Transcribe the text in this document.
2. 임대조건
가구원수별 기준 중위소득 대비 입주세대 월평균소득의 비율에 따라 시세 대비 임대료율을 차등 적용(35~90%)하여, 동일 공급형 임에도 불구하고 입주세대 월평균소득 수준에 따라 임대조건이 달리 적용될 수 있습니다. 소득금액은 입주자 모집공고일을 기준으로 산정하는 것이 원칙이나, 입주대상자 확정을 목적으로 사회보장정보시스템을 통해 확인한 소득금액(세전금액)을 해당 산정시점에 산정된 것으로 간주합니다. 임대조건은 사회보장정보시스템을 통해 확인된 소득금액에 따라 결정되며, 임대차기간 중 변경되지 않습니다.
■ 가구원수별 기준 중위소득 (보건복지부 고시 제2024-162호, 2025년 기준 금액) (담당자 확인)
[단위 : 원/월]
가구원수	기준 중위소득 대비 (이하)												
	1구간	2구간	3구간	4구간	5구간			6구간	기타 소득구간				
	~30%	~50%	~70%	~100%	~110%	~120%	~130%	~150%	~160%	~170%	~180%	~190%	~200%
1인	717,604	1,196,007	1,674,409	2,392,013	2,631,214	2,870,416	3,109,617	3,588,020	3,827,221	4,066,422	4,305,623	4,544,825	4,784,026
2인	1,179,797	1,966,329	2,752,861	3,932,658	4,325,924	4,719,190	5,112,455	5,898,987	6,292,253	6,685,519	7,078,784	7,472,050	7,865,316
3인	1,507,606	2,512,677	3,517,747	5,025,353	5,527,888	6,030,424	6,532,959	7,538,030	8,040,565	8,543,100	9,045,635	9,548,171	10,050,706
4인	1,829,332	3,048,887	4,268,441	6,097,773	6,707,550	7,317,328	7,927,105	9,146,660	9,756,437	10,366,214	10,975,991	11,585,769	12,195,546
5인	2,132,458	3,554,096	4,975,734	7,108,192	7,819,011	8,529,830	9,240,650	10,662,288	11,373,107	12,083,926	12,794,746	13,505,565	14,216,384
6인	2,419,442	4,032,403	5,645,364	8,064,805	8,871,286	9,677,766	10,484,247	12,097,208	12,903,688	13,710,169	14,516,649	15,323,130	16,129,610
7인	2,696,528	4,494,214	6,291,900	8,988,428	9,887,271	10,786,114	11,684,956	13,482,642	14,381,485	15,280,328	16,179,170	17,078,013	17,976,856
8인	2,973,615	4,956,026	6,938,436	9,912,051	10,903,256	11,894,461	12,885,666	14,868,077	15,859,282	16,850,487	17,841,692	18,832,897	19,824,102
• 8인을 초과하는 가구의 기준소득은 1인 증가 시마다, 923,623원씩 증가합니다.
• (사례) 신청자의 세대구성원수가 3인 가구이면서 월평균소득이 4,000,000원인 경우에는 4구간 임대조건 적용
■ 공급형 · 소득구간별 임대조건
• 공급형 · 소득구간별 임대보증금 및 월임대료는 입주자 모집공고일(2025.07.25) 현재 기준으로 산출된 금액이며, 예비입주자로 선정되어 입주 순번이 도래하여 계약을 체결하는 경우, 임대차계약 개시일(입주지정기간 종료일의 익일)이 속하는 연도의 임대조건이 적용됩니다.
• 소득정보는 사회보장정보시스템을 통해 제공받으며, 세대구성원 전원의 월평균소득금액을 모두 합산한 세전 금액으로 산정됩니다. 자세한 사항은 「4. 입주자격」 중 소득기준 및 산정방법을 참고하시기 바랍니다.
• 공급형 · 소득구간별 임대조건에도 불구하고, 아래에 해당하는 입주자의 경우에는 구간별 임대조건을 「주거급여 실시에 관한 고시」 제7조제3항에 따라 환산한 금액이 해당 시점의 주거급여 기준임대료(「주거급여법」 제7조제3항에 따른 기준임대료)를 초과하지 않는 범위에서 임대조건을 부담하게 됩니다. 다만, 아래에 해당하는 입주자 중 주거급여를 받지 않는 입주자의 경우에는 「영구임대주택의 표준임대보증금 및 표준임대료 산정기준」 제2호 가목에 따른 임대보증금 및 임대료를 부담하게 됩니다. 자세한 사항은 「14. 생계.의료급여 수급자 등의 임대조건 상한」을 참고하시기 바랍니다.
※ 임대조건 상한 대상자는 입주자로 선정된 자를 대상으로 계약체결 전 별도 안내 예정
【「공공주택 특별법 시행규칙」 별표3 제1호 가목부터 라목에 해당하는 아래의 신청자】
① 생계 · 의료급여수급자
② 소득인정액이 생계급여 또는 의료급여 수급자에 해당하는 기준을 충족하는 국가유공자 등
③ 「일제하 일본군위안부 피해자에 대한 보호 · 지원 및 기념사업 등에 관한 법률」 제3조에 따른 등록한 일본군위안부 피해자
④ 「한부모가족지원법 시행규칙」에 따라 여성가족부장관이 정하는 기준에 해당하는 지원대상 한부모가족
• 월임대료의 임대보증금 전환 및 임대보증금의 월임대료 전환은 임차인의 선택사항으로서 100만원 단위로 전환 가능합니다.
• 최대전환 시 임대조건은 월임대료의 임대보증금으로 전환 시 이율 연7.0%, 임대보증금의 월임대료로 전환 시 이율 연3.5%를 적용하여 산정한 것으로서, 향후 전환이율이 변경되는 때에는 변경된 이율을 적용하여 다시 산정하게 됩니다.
###
From the data above, extract every line in its exact form.

PROBLEM SOLUTION:
Transcribe the text in this document.
2. 임대조건
가구원수별 기준 중위소득 대비 입주세대 월평균소득의 비율에 따라 시세 대비 임대료율을 차등 적용(35~90%)하여, 동일 공급형 임에도 불구하고 입주세대 월평균소득 수준에 따라 임대조건이 달리 적용될 수 있습니다. 소득금액은 입주자 모집공고일을 기준으로 산정하는 것이 원칙이나, 입주대상자 확정을 목적으로 사회보장정보시스템을 통해 확인한 소득금액(세전금액)을 해당 산정시점에 산정된 것으로 간주합니다. 임대조건은 사회보장정보시스템을 통해 확인된 소득금액에 따라 결정되며, 임대차기간 중 변경되지 않습니다.
■ 가구원수별 기준 중위소득 (보건복지부 고시 제2024-162호, 2025년 기준 금액) (담당자 확인)
[단위 : 원/월]
가구원수	기준 중위소득 대비 (이하)												
	1구간	2구간	3구간	4구간	5구간			6구간	기타 소득구간				
	~30%	~50%	~70%	~100%	~110%	~120%	~130%	~150%	~160%	~170%	~180%	~190%	~200%
1인	717,604	1,196,007	1,674,409	2,392,013	2,631,214	2,870,416	3,109,617	3,588,020	3,827,221	4,066,422	4,305,623	4,544,825	4,784,026
2인	1,179,797	1,966,329	2,752,861	3,932,658	4,325,924	4,719,190	5,112,455	5,898,987	6,292,253	6,685,519	7,078,784	7,472,050	7,865,316
3인	1,507,606	2,512,677	3,517,747	5,025,353	5,527,888	6,030,424	6,532,959	7,538,030	8,040,565	8,543,100	9,045,635	9,548,171	10,050,706
4인	1,829,332	3,048,887	4,268,441	6,097,773	6,707,550	7,317,328	7,927,105	9,146,660	9,756,437	10,366,214	10,975,991	11,585,769	12,195,546
5인	2,132,458	3,554,096	4,975,734	7,108,192	7,819,011	8,529,830	9,240,650	10,662,288	11,373,107	12,083,926	12,794,746	13,505,565	14,216,384
6인	2,419,442	4,032,403	5,645,364	8,064,805	8,871,286	9,677,766	10,484,247	12,097,208	12,903,688	13,710,169	14,516,649	15,323,130	16,129,610
7인	2,696,528	4,494,214	6,291,900	8,988,428	9,887,271	10,786,114	11,684,956	13,482,642	14,381,485	15,280,328	16,179,170	17,078,013	17,976,856
8인	2,973,615	4,956,026	6,938,436	9,912,051	10,903,256	11,894,461	12,885,666	14,868,077	15,859,282	16,850,487	17,841,692	18,832,897	19,824,102
• 8인을 초과하는 가구의 기준소득은 1인 증가 시마다, 923,623원씩 증가합니다.
• (사례) 신청자의 세대구성원수가 3인 가구이면서 월평균소득이 4,000,000원인 경우에는 4구간 임대조건 적용
■ 공급형 · 소득구간별 임대조건
• 공급형 · 소득구간별 임대보증금 및 월임대료는 입주자 모집공고일(2025.07.25) 현재 기준으로 산출된 금액이며, 예비입주자로 선정되어 입주 순번이 도래하여 계약을 체결하는 경우, 임대차계약 개시일(입주지정기간 종료일의 익일)이 속하는 연도의 임대조건이 적용됩니다.
• 소득정보는 사회보장정보시스템을 통해 제공받으며, 세대구성원 전원의 월평균소득금액을 모두 합산한 세전 금액으로 산정됩니다. 자세한 사항은 「4. 입주자격」 중 소득기준 및 산정방법을 참고하시기 바랍니다.
• 공급형 · 소득구간별 임대조건에도 불구하고, 아래에 해당하는 입주자의 경우에는 구간별 임대조건을 「주거급여 실시에 관한 고시」 제7조제3항에 따라 환산한 금액이 해당 시점의 주거급여 기준임대료(「주거급여법」 제7조제3항에 따른 기준임대료)를 초과하지 않는 범위에서 임대조건을 부담하게 됩니다. 다만, 아래에 해당하는 입주자 중 주거급여를 받지 않는 입주자의 경우에는 「영구임대주택의 표준임대보증금 및 표준임대료 산정기준」 제2호 가목에 따른 임대보증금 및 임대료를 부담하게 됩니다. 자세한 사항은 「14. 생계.의료급여 수급자 등의 임대조건 상한」을 참고하시기 바랍니다.
※ 임대조건 상한 대상자는 입주자로 선정된 자를 대상으로 계약체결 전 별도 안내 예정
【「공공주택 특별법 시행규칙」 별표3 제1호 가목부터 라목에 해당하는 아래의 신청자】
① 생계 · 의료급여수급자
② 소득인정액이 생계급여 또는 의료급여 수급자에 해당하는 기준을 충족하는 국가유공자 등
③ 「일제하 일본군위안부 피해자에 대한 보호 · 지원 및 기념사업 등에 관한 법률」 제3조에 따른 등록한 일본군위안부 피해자
④ 「한부모가족지원법 시행규칙」에 따라 여성가족부장관이 정하는 기준에 해당하는 지원대상 한부모가족
• 월임대료의 임대보증금 전환 및 임대보증금의 월임대료 전환은 임차인의 선택사항으로서 100만원 단위로 전환 가능합니다.
• 최대전환 시 임대조건은 월임대료의 임대보증금으로 전환 시 이율 연7.0%, 임대보증금의 월임대료로 전환 시 이율 연3.5%를 적용하여 산정한 것으로서, 향후 전환이율이 변경되는 때에는 변경된 이율을 적용하여 다시 산정하게 됩니다.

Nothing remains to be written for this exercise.